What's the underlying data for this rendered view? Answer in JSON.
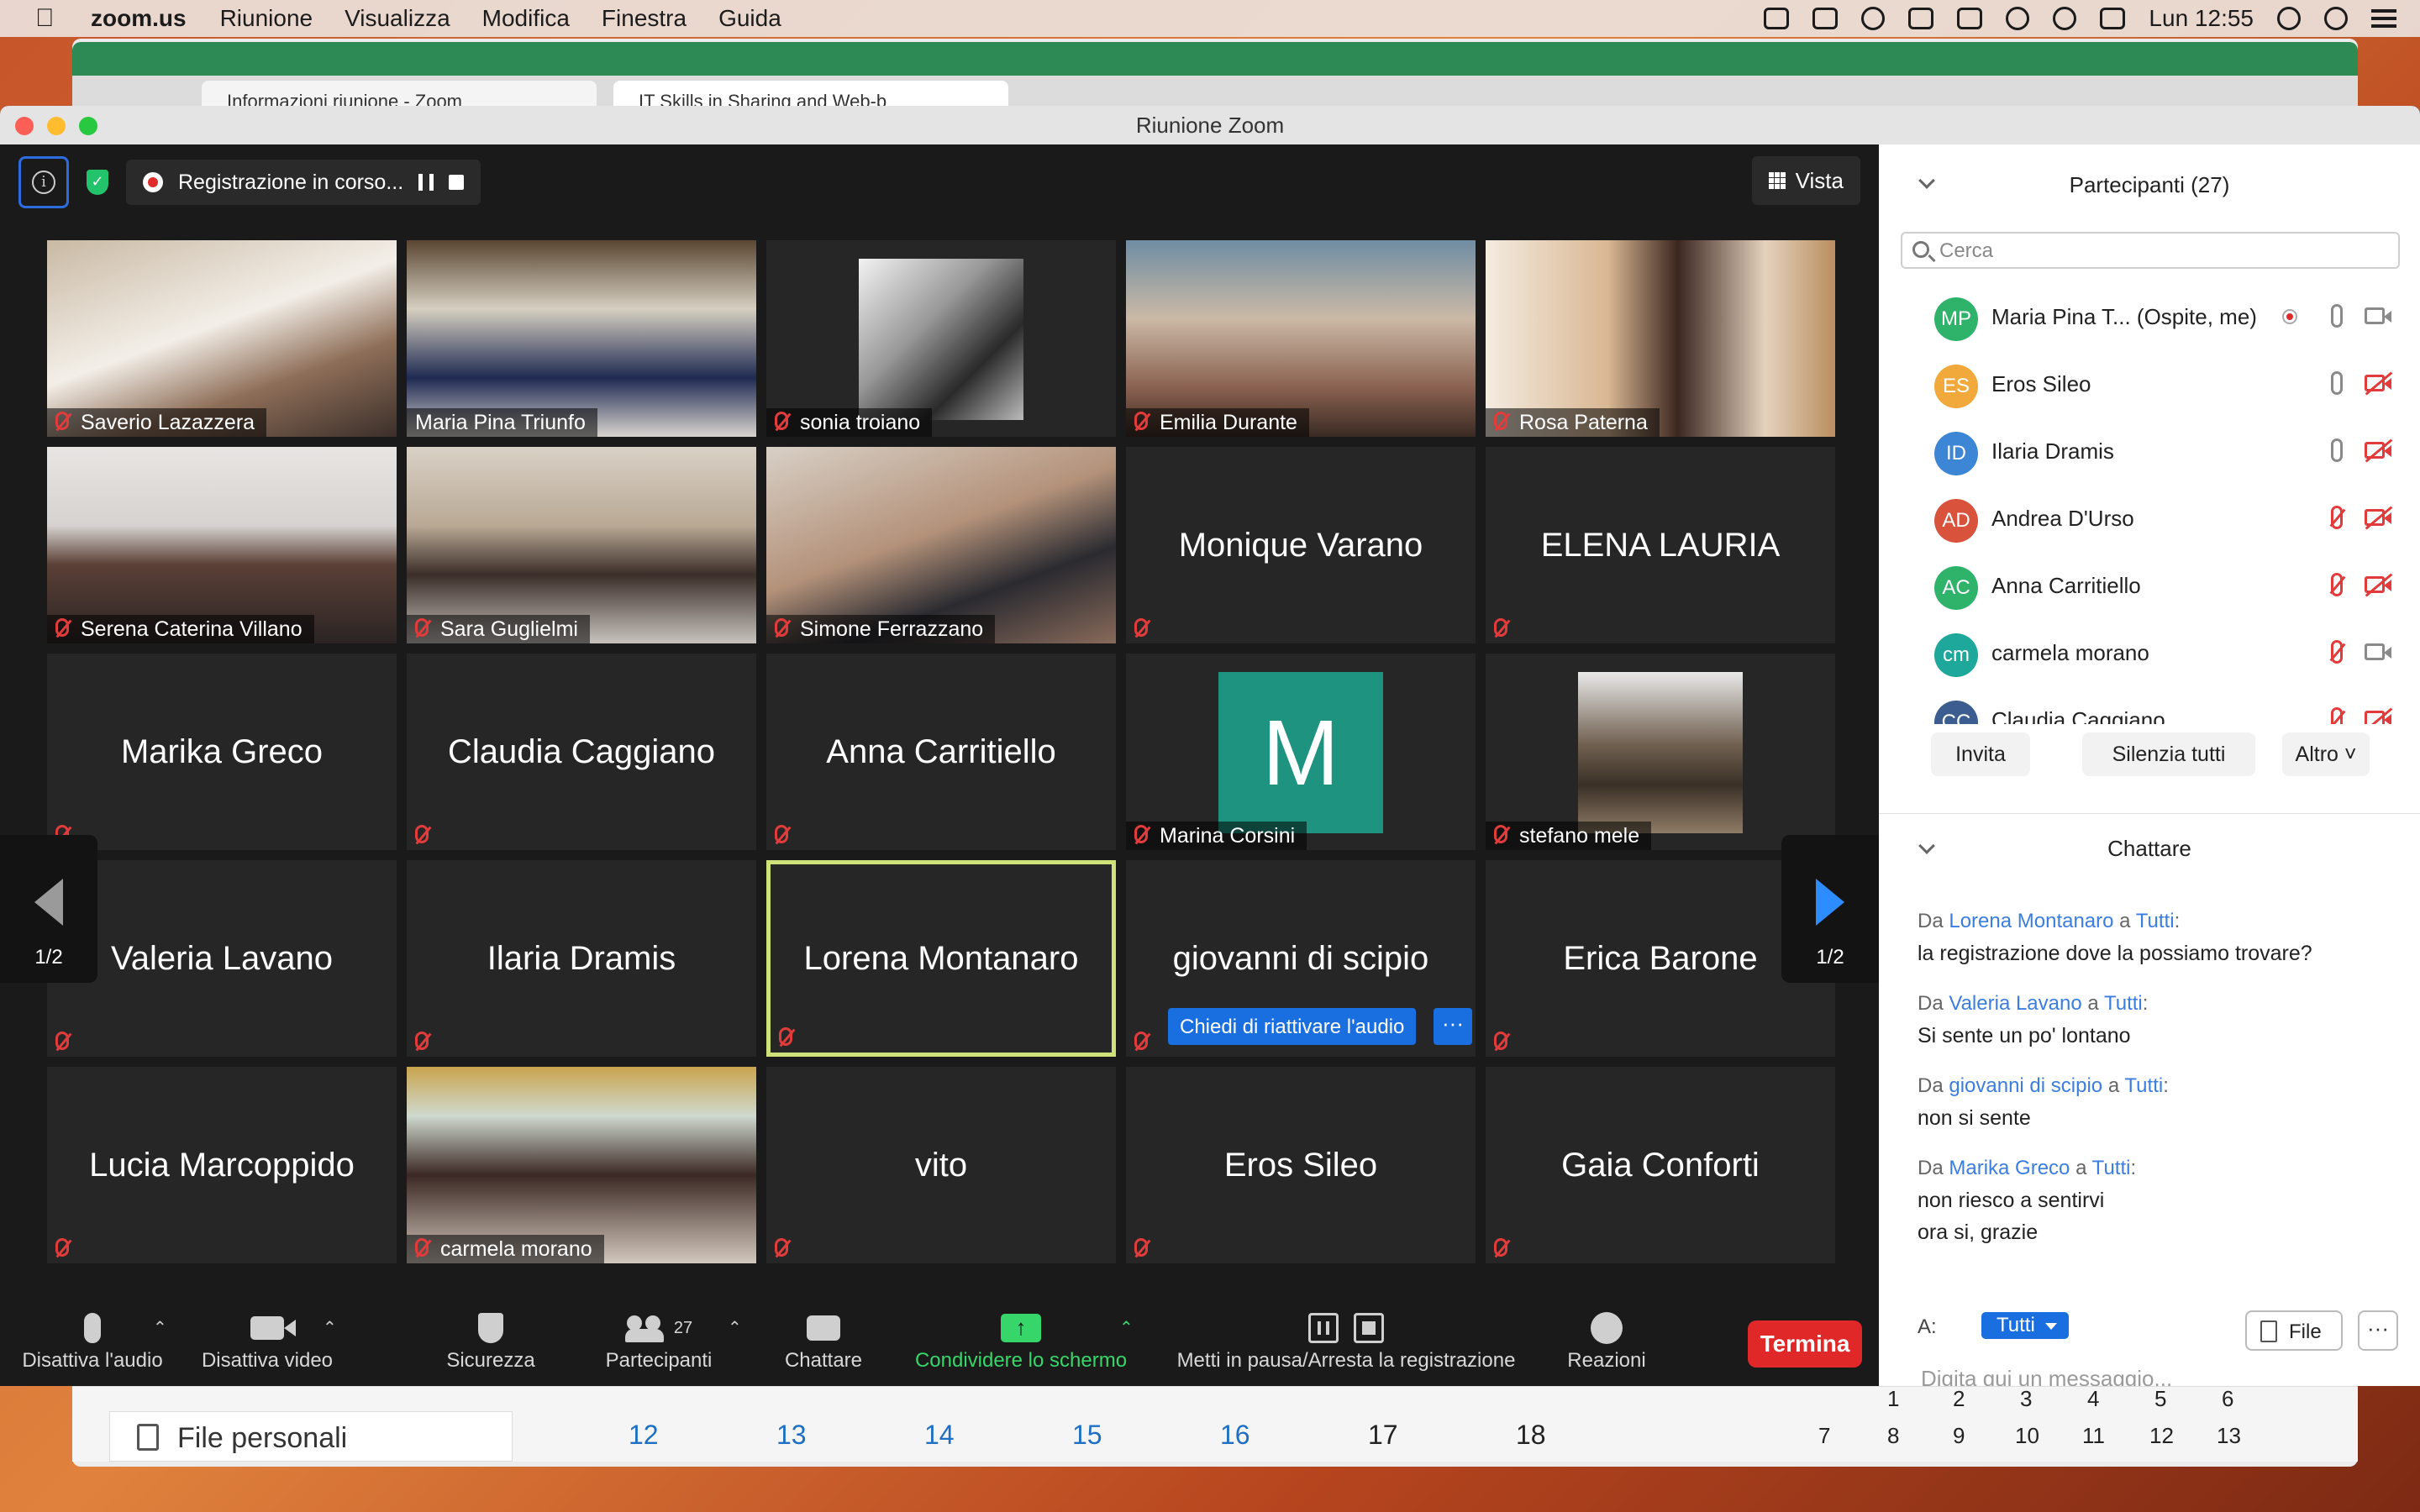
{
  "menubar": {
    "app_name": "zoom.us",
    "items": [
      "Riunione",
      "Visualizza",
      "Modifica",
      "Finestra",
      "Guida"
    ],
    "clock": "Lun 12:55"
  },
  "background": {
    "tab1": "Informazioni riunione - Zoom",
    "tab2": "IT Skills in Sharing and Web-b",
    "personal_files": "File personali",
    "calendar_days": [
      "12",
      "13",
      "14",
      "15",
      "16",
      "17",
      "18"
    ],
    "mini_top": [
      "1",
      "2",
      "3",
      "4",
      "5",
      "6"
    ],
    "mini_bottom": [
      "7",
      "8",
      "9",
      "10",
      "11",
      "12",
      "13"
    ]
  },
  "window": {
    "title": "Riunione Zoom"
  },
  "recording": {
    "status": "Registrazione in corso..."
  },
  "view_button": "Vista",
  "pager": {
    "left": "1/2",
    "right": "1/2"
  },
  "tiles": [
    {
      "name": "Saverio Lazazzera",
      "video": true
    },
    {
      "name": "Maria Pina Triunfo",
      "video": true
    },
    {
      "name": "sonia troiano",
      "video": true
    },
    {
      "name": "Emilia Durante",
      "video": true
    },
    {
      "name": "Rosa Paterna",
      "video": true
    },
    {
      "name": "Serena Caterina Villano",
      "video": true
    },
    {
      "name": "Sara Guglielmi",
      "video": true
    },
    {
      "name": "Simone Ferrazzano",
      "video": true
    },
    {
      "name": "Monique Varano",
      "video": false
    },
    {
      "name": "ELENA LAURIA",
      "video": false
    },
    {
      "name": "Marika Greco",
      "video": false
    },
    {
      "name": "Claudia Caggiano",
      "video": false
    },
    {
      "name": "Anna Carritiello",
      "video": false
    },
    {
      "name": "Marina Corsini",
      "video": false,
      "avatar_letter": "M"
    },
    {
      "name": "stefano mele",
      "video": false
    },
    {
      "name": "Valeria Lavano",
      "video": false
    },
    {
      "name": "Ilaria Dramis",
      "video": false
    },
    {
      "name": "Lorena Montanaro",
      "video": false
    },
    {
      "name": "giovanni di scipio",
      "video": false
    },
    {
      "name": "Erica Barone",
      "video": false
    },
    {
      "name": "Lucia Marcoppido",
      "video": false
    },
    {
      "name": "carmela morano",
      "video": true
    },
    {
      "name": "vito",
      "video": false
    },
    {
      "name": "Eros Sileo",
      "video": false
    },
    {
      "name": "Gaia Conforti",
      "video": false
    }
  ],
  "unmute_request": "Chiedi di riattivare l'audio",
  "more_label": "···",
  "toolbar": {
    "audio": "Disattiva l'audio",
    "video": "Disattiva video",
    "security": "Sicurezza",
    "participants": "Partecipanti",
    "participants_count": "27",
    "chat": "Chattare",
    "share": "Condividere lo schermo",
    "record": "Metti in pausa/Arresta la registrazione",
    "reactions": "Reazioni",
    "end": "Termina"
  },
  "participants_panel": {
    "title": "Partecipanti (27)",
    "search_placeholder": "Cerca",
    "list": [
      {
        "initials": "MP",
        "name": "Maria Pina T...  (Ospite, me)",
        "color": "#2fb36b",
        "mic_muted": false,
        "cam_off": false
      },
      {
        "initials": "ES",
        "name": "Eros Sileo",
        "color": "#f2a93b",
        "mic_muted": false,
        "cam_off": true
      },
      {
        "initials": "ID",
        "name": "Ilaria Dramis",
        "color": "#3d86d6",
        "mic_muted": false,
        "cam_off": true
      },
      {
        "initials": "AD",
        "name": "Andrea D'Urso",
        "color": "#d9533c",
        "mic_muted": true,
        "cam_off": true
      },
      {
        "initials": "AC",
        "name": "Anna Carritiello",
        "color": "#2fb36b",
        "mic_muted": true,
        "cam_off": true
      },
      {
        "initials": "cm",
        "name": "carmela morano",
        "color": "#1ea89b",
        "mic_muted": true,
        "cam_off": false
      },
      {
        "initials": "CC",
        "name": "Claudia Caggiano",
        "color": "#3b5d8f",
        "mic_muted": true,
        "cam_off": true
      }
    ],
    "invite": "Invita",
    "mute_all": "Silenzia tutti",
    "more": "Altro"
  },
  "chat_panel": {
    "title": "Chattare",
    "from_word": "Da",
    "to_word": "a",
    "messages": [
      {
        "from": "Lorena Montanaro",
        "to": "Tutti",
        "lines": [
          "la registrazione dove la possiamo trovare?"
        ]
      },
      {
        "from": "Valeria Lavano",
        "to": "Tutti",
        "lines": [
          "Si sente un po' lontano"
        ]
      },
      {
        "from": "giovanni di scipio",
        "to": "Tutti",
        "lines": [
          "non si sente"
        ]
      },
      {
        "from": "Marika Greco",
        "to": "Tutti",
        "lines": [
          "non riesco a sentirvi",
          "ora si, grazie"
        ]
      }
    ],
    "to_label": "A:",
    "to_value": "Tutti",
    "file_button": "File",
    "input_placeholder": "Digita qui un messaggio..."
  }
}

+--

▸ REQUIRED TASK
State the number of lines in the preceding entries that include the word "title". Provide nothing else.

▸ FINISHED ANSWER
3